▶ Text excerpt
Neil Roos. Ordinary Springboks: White Servicemen and Social Justice in South Africa, 1939-1961. Aldershot and Burlington: Ashgate, 2005. xvi + 233 pp. $89.95 (cloth), ISBN 978-0-7546-3471-3.
Reviewed by F. A. Mouton (Department of History, University of South Africa)
Published on H-SAfrica (June, 2006)
As a child in the 1960s, I grew up in an environment in which some of my uncles, neighbors, and many of my father's colleagues, as well as the fathers of school friends had served in the Union Defence Force (UDF) during the Second World War. Passionately interested in the history of the war, I never passed an opportunity to question these veterans on their experiences. I hung on to their every word--the tales of the dust, flies and upset stomachs in North Africa, the battles with General Rommel's Africa Korps, the cold and hunger in Nazi Germany's prisoner of war camps and the joy on being liberated, made a lasting impression on me.
My father gave me a copy at the age of thirteen of Neil Orpen's War in the Desert (1971), the third volume in the official history of the South African forces in the Second World War. To my disappointment, I did not recognize the war that my heroes had fought as Orpen's account was that of senior officers and the various military units. It was as dry and indigestible as the sands of the Western Desert. The struggles of the lower ranks, or Springboks as they were popularly called, simply disappeared under an avalanche, or rather a dust storm, of relentless detail.

▶ Jobs
A. From the book review, list the groups of people the reviewer says had served in the Union Defence Force during the Second World War.
B. Copy out the passage of the book review that begins with the words containing "Neil Roos. Ordinary" and ends with "of South Africa)".

▶ Provided data
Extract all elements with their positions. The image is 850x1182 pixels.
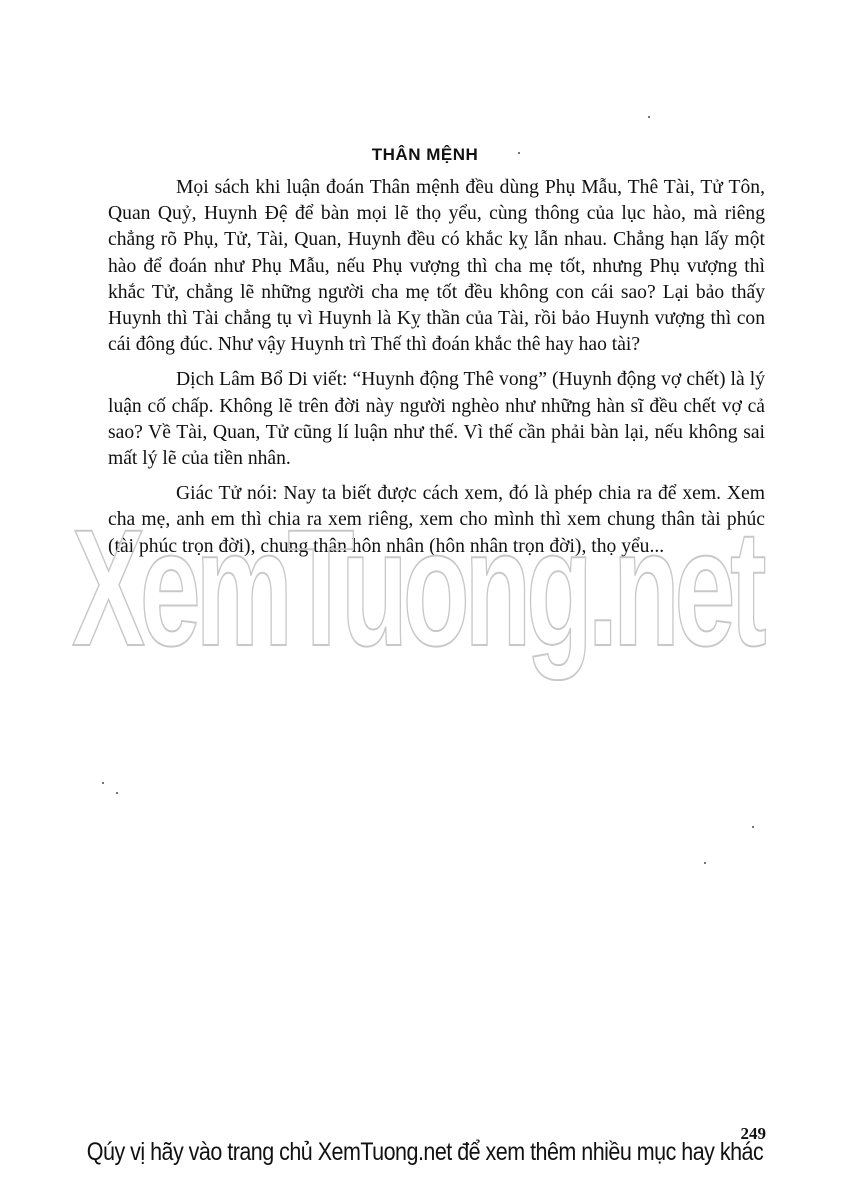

▶ Complete answers
A.
- Some of the reviewer's uncles
- Neighbors
- Many of the reviewer's father's colleagues
- The fathers of school friends

B.
Neil Roos. Ordinary Springboks: White Servicemen and Social Justice in South Africa, 1939-1961. Aldershot and Burlington: Ashgate, 2005. xvi + 233 pp. $89.95 (cloth), ISBN 978-0-7546-3471-3.
Reviewed by F. A. Mouton (Department of History, University of South Africa)